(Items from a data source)
++++

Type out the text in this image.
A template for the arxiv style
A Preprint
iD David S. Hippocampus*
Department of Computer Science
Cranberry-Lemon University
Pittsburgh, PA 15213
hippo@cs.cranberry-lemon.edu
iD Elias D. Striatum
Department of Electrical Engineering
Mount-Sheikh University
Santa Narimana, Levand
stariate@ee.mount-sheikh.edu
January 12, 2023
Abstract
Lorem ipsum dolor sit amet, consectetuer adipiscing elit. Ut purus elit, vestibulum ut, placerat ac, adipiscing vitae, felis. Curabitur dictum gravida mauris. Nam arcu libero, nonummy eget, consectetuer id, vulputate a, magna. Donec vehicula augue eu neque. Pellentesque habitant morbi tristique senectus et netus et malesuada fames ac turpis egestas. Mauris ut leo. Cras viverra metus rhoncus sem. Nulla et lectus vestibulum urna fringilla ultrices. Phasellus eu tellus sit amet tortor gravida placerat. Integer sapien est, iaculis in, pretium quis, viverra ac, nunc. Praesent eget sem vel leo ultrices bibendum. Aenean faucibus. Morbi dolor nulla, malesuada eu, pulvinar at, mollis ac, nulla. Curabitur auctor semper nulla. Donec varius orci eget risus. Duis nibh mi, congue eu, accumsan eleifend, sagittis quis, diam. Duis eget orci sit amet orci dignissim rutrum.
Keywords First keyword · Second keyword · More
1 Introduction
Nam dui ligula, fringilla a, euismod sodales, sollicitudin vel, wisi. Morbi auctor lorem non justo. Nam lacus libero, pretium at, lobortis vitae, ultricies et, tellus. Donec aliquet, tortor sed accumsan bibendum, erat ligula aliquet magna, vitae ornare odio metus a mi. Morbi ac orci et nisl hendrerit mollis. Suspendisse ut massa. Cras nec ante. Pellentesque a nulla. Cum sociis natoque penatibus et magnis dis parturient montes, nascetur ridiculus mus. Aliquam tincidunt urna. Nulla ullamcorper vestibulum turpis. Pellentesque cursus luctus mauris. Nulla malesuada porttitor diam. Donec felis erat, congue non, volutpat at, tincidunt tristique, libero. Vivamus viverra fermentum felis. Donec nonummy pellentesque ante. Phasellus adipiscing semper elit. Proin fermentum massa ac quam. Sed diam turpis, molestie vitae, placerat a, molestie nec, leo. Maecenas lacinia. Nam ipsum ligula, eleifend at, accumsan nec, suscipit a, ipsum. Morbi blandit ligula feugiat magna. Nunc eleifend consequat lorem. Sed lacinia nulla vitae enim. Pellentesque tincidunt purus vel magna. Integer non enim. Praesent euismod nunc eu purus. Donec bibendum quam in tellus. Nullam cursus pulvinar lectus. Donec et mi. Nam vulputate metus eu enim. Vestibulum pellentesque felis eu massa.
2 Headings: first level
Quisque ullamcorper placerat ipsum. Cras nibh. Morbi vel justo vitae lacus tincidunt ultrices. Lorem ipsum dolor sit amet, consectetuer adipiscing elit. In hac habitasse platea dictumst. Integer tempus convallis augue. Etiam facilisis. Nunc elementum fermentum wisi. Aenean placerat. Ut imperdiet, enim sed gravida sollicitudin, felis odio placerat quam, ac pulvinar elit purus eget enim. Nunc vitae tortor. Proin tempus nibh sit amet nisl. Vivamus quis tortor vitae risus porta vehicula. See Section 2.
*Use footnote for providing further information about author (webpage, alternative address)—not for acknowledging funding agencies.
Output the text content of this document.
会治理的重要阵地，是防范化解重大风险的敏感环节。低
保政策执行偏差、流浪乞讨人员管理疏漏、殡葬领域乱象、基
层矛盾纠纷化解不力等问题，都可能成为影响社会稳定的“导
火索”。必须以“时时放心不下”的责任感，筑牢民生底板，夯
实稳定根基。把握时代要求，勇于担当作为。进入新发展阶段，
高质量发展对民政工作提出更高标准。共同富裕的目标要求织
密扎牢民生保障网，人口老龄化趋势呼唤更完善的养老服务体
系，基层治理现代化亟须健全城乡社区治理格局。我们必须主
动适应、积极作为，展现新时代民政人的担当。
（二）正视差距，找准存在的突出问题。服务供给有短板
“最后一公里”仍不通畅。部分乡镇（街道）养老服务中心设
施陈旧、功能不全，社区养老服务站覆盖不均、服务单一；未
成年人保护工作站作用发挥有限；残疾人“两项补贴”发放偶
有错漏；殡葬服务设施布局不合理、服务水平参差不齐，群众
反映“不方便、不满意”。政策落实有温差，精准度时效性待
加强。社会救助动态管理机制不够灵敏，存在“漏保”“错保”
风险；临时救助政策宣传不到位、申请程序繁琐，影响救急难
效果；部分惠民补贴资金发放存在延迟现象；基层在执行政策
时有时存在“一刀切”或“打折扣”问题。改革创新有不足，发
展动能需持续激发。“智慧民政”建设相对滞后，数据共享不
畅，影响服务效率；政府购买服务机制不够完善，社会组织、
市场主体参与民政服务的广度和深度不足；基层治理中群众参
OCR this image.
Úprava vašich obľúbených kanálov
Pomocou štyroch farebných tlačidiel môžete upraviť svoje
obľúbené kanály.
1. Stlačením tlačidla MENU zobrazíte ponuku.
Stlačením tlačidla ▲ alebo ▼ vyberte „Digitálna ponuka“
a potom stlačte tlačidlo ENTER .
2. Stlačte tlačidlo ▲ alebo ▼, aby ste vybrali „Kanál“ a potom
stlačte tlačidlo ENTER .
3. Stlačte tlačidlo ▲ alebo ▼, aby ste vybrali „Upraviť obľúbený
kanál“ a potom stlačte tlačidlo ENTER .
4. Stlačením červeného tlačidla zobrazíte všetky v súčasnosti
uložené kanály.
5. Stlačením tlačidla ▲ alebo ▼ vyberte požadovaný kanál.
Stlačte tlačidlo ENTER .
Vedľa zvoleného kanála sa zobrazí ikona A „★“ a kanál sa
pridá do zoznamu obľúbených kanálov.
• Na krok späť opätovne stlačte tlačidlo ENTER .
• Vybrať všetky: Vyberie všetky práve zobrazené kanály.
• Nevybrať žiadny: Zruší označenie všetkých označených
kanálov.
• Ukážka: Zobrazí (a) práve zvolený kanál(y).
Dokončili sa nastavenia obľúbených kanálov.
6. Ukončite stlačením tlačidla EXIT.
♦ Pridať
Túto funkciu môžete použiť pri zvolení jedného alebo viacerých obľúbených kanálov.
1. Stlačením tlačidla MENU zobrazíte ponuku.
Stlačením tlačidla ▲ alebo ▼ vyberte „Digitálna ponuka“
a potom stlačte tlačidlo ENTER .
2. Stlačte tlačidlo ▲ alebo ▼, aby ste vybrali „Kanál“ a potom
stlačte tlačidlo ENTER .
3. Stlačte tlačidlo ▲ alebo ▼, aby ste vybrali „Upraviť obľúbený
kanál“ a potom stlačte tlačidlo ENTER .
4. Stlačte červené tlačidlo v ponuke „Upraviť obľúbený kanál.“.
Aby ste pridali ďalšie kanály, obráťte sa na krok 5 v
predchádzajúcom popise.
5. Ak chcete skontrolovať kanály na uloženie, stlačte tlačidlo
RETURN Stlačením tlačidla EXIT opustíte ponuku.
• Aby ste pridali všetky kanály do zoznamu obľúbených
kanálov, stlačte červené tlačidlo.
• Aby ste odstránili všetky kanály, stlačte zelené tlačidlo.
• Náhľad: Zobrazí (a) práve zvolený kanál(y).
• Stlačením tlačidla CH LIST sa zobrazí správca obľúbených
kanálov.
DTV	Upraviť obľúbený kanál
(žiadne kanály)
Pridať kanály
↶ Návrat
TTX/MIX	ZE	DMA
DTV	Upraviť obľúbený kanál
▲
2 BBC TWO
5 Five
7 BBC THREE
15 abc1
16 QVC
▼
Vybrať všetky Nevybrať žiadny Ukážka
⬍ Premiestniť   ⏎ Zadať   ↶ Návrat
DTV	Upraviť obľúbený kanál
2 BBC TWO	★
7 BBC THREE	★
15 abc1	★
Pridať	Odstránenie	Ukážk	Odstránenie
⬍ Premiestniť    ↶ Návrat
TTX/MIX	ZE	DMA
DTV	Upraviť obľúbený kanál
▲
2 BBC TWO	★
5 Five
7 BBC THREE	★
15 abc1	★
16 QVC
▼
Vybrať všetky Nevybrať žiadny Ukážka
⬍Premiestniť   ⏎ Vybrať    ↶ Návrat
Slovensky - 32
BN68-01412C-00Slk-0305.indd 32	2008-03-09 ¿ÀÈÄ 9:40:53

++++

> _Aim of the task_: Each line in the data that holds the string "tincidunt" should be found and copied.

> _Complete output_:
Nam dui ligula, fringilla a, euismod sodales, sollicitudin vel, wisi. Morbi auctor lorem non justo. Nam lacus libero, pretium at, lobortis vitae, ultricies et, tellus. Donec aliquet, tortor sed accumsan bibendum, erat ligula aliquet magna, vitae ornare odio metus a mi. Morbi ac orci et nisl hendrerit mollis. Suspendisse ut massa. Cras nec ante. Pellentesque a nulla. Cum sociis natoque penatibus et magnis dis parturient montes, nascetur ridiculus mus. Aliquam tincidunt urna. Nulla ullamcorper vestibulum turpis. Pellentesque cursus luctus mauris. Nulla malesuada porttitor diam. Donec felis erat, congue non, volutpat at, tincidunt tristique, libero. Vivamus viverra fermentum felis. Donec nonummy pellentesque ante. Phasellus adipiscing semper elit. Proin fermentum massa ac quam. Sed diam turpis, molestie vitae, placerat a, molestie nec, leo. Maecenas lacinia. Nam ipsum ligula, eleifend at, accumsan nec, suscipit a, ipsum. Morbi blandit ligula feugiat magna. Nunc eleifend consequat lorem. Sed lacinia nulla vitae enim. Pellentesque tincidunt purus vel magna. Integer non enim. Praesent euismod nunc eu purus. Donec bibendum quam in tellus. Nullam cursus pulvinar lectus. Donec et mi. Nam vulputate metus eu enim. Vestibulum pellentesque felis eu massa.
Quisque ullamcorper placerat ipsum. Cras nibh. Morbi vel justo vitae lacus tincidunt ultrices. Lorem ipsum dolor sit amet, consectetuer adipiscing elit. In hac habitasse platea dictumst. Integer tempus convallis augue. Etiam facilisis. Nunc elementum fermentum wisi. Aenean placerat. Ut imperdiet, enim sed gravida sollicitudin, felis odio placerat quam, ac pulvinar elit purus eget enim. Nunc vitae tortor. Proin tempus nibh sit amet nisl. Vivamus quis tortor vitae risus porta vehicula. See Section 2.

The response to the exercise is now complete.